Data entries
◇ ◇ ◇

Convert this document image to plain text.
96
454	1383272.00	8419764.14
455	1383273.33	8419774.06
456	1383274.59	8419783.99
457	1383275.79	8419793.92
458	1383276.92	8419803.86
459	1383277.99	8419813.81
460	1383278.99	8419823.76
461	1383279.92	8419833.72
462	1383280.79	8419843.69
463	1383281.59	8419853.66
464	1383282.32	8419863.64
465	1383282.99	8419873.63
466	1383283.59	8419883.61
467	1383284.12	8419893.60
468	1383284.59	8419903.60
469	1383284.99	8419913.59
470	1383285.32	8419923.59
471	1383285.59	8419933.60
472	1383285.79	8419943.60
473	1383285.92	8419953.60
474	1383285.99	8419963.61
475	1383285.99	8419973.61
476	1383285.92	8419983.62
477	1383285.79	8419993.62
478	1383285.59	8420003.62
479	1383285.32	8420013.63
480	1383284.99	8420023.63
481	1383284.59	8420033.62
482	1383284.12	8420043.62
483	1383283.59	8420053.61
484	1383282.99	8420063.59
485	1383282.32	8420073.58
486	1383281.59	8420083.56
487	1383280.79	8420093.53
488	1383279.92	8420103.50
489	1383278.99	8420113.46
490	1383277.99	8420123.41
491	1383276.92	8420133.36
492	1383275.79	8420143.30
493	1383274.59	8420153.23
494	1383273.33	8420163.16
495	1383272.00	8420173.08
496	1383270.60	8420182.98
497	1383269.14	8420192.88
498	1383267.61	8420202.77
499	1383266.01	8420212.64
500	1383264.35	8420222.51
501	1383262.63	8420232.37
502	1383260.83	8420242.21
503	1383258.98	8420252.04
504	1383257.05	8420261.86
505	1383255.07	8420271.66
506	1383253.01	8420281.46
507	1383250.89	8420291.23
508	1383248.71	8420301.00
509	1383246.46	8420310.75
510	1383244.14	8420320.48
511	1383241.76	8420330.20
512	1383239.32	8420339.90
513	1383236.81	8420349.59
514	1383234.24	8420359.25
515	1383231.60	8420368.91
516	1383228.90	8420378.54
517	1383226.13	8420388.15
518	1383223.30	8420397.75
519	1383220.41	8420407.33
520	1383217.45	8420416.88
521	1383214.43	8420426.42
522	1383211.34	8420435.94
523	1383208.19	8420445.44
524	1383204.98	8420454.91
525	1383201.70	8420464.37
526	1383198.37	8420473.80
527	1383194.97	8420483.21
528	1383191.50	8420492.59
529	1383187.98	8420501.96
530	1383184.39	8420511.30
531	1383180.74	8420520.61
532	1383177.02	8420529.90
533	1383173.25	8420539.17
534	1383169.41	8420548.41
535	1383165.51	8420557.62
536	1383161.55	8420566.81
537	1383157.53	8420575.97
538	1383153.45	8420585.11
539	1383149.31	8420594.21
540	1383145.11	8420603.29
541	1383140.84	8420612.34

◇ ◇ ◇

## DIRECTIVE
Output the entries verbatim.

## EXPECTED ANSWER
Convert this document image to plain text.
96
454	1383272.00	8419764.14
455	1383273.33	8419774.06
456	1383274.59	8419783.99
457	1383275.79	8419793.92
458	1383276.92	8419803.86
459	1383277.99	8419813.81
460	1383278.99	8419823.76
461	1383279.92	8419833.72
462	1383280.79	8419843.69
463	1383281.59	8419853.66
464	1383282.32	8419863.64
465	1383282.99	8419873.63
466	1383283.59	8419883.61
467	1383284.12	8419893.60
468	1383284.59	8419903.60
469	1383284.99	8419913.59
470	1383285.32	8419923.59
471	1383285.59	8419933.60
472	1383285.79	8419943.60
473	1383285.92	8419953.60
474	1383285.99	8419963.61
475	1383285.99	8419973.61
476	1383285.92	8419983.62
477	1383285.79	8419993.62
478	1383285.59	8420003.62
479	1383285.32	8420013.63
480	1383284.99	8420023.63
481	1383284.59	8420033.62
482	1383284.12	8420043.62
483	1383283.59	8420053.61
484	1383282.99	8420063.59
485	1383282.32	8420073.58
486	1383281.59	8420083.56
487	1383280.79	8420093.53
488	1383279.92	8420103.50
489	1383278.99	8420113.46
490	1383277.99	8420123.41
491	1383276.92	8420133.36
492	1383275.79	8420143.30
493	1383274.59	8420153.23
494	1383273.33	8420163.16
495	1383272.00	8420173.08
496	1383270.60	8420182.98
497	1383269.14	8420192.88
498	1383267.61	8420202.77
499	1383266.01	8420212.64
500	1383264.35	8420222.51
501	1383262.63	8420232.37
502	1383260.83	8420242.21
503	1383258.98	8420252.04
504	1383257.05	8420261.86
505	1383255.07	8420271.66
506	1383253.01	8420281.46
507	1383250.89	8420291.23
508	1383248.71	8420301.00
509	1383246.46	8420310.75
510	1383244.14	8420320.48
511	1383241.76	8420330.20
512	1383239.32	8420339.90
513	1383236.81	8420349.59
514	1383234.24	8420359.25
515	1383231.60	8420368.91
516	1383228.90	8420378.54
517	1383226.13	8420388.15
518	1383223.30	8420397.75
519	1383220.41	8420407.33
520	1383217.45	8420416.88
521	1383214.43	8420426.42
522	1383211.34	8420435.94
523	1383208.19	8420445.44
524	1383204.98	8420454.91
525	1383201.70	8420464.37
526	1383198.37	8420473.80
527	1383194.97	8420483.21
528	1383191.50	8420492.59
529	1383187.98	8420501.96
530	1383184.39	8420511.30
531	1383180.74	8420520.61
532	1383177.02	8420529.90
533	1383173.25	8420539.17
534	1383169.41	8420548.41
535	1383165.51	8420557.62
536	1383161.55	8420566.81
537	1383157.53	8420575.97
538	1383153.45	8420585.11
539	1383149.31	8420594.21
540	1383145.11	8420603.29
541	1383140.84	8420612.34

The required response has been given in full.